§ DIRECTIONS FOR THIS TASK:
Reproduce the records below exactly as they appear.

§ GIVEN RECORDS:
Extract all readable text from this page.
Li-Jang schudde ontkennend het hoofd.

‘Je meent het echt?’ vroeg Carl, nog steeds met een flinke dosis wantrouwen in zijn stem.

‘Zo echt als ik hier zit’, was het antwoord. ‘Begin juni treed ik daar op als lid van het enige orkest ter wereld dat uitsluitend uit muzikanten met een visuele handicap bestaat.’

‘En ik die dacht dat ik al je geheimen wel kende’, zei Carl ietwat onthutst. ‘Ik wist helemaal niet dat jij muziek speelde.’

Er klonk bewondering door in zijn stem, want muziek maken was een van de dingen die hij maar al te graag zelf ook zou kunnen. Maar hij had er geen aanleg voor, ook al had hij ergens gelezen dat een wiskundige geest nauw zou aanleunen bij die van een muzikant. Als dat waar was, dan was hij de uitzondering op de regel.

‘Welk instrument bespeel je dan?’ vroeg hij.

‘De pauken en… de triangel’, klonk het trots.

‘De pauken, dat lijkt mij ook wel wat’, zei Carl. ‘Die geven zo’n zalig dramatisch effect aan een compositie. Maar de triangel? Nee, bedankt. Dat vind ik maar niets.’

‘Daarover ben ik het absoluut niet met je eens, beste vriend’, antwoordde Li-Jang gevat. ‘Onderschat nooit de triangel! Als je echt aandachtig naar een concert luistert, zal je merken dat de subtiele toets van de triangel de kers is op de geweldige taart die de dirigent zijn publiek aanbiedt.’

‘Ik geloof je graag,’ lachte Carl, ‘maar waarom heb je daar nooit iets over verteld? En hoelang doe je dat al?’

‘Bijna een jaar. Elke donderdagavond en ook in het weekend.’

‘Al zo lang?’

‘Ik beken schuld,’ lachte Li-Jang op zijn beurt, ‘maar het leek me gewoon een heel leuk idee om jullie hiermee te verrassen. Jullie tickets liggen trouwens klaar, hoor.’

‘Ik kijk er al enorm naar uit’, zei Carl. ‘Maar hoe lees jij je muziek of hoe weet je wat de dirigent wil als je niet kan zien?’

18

§ WRITTEN ANSWER:
Extract all readable text from this page.
Li-Jang schudde ontkennend het hoofd.

‘Je meent het echt?’ vroeg Carl, nog steeds met een flinke dosis wantrouwen in zijn stem.

‘Zo echt als ik hier zit’, was het antwoord. ‘Begin juni treed ik daar op als lid van het enige orkest ter wereld dat uitsluitend uit muzikanten met een visuele handicap bestaat.’

‘En ik die dacht dat ik al je geheimen wel kende’, zei Carl ietwat onthutst. ‘Ik wist helemaal niet dat jij muziek speelde.’

Er klonk bewondering door in zijn stem, want muziek maken was een van de dingen die hij maar al te graag zelf ook zou kunnen. Maar hij had er geen aanleg voor, ook al had hij ergens gelezen dat een wiskundige geest nauw zou aanleunen bij die van een muzikant. Als dat waar was, dan was hij de uitzondering op de regel.

‘Welk instrument bespeel je dan?’ vroeg hij.

‘De pauken en… de triangel’, klonk het trots.

‘De pauken, dat lijkt mij ook wel wat’, zei Carl. ‘Die geven zo’n zalig dramatisch effect aan een compositie. Maar de triangel? Nee, bedankt. Dat vind ik maar niets.’

‘Daarover ben ik het absoluut niet met je eens, beste vriend’, antwoordde Li-Jang gevat. ‘Onderschat nooit de triangel! Als je echt aandachtig naar een concert luistert, zal je merken dat de subtiele toets van de triangel de kers is op de geweldige taart die de dirigent zijn publiek aanbiedt.’

‘Ik geloof je graag,’ lachte Carl, ‘maar waarom heb je daar nooit iets over verteld? En hoelang doe je dat al?’

‘Bijna een jaar. Elke donderdagavond en ook in het weekend.’

‘Al zo lang?’

‘Ik beken schuld,’ lachte Li-Jang op zijn beurt, ‘maar het leek me gewoon een heel leuk idee om jullie hiermee te verrassen. Jullie tickets liggen trouwens klaar, hoor.’

‘Ik kijk er al enorm naar uit’, zei Carl. ‘Maar hoe lees jij je muziek of hoe weet je wat de dirigent wil als je niet kan zien?’

18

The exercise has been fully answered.